* _Dataset entries on figures_

• • • • • • •

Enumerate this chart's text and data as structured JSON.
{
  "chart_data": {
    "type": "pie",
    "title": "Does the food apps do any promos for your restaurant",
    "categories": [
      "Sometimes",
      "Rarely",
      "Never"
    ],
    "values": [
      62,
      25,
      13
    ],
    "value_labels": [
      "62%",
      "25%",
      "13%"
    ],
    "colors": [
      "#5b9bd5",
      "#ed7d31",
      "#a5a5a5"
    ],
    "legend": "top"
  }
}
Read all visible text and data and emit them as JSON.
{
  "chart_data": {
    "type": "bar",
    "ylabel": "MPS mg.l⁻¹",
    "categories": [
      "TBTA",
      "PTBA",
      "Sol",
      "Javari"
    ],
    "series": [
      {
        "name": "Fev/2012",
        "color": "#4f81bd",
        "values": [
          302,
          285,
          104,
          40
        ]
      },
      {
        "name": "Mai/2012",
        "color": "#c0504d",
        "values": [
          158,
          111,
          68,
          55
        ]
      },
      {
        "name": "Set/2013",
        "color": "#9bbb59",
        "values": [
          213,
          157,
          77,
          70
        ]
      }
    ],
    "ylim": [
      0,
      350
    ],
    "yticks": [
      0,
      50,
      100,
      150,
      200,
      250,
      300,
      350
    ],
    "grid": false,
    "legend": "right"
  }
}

• • • • • • •

Reproduce only the lines from the line containing "Read all visible" to the last line of the material above, both of those lines included.

* _Correct result_
Read all visible text and data and emit them as JSON.
{
  "chart_data": {
    "type": "bar",
    "ylabel": "MPS mg.l⁻¹",
    "categories": [
      "TBTA",
      "PTBA",
      "Sol",
      "Javari"
    ],
    "series": [
      {
        "name": "Fev/2012",
        "color": "#4f81bd",
        "values": [
          302,
          285,
          104,
          40
        ]
      },
      {
        "name": "Mai/2012",
        "color": "#c0504d",
        "values": [
          158,
          111,
          68,
          55
        ]
      },
      {
        "name": "Set/2013",
        "color": "#9bbb59",
        "values": [
          213,
          157,
          77,
          70
        ]
      }
    ],
    "ylim": [
      0,
      350
    ],
    "yticks": [
      0,
      50,
      100,
      150,
      200,
      250,
      300,
      350
    ],
    "grid": false,
    "legend": "right"
  }
}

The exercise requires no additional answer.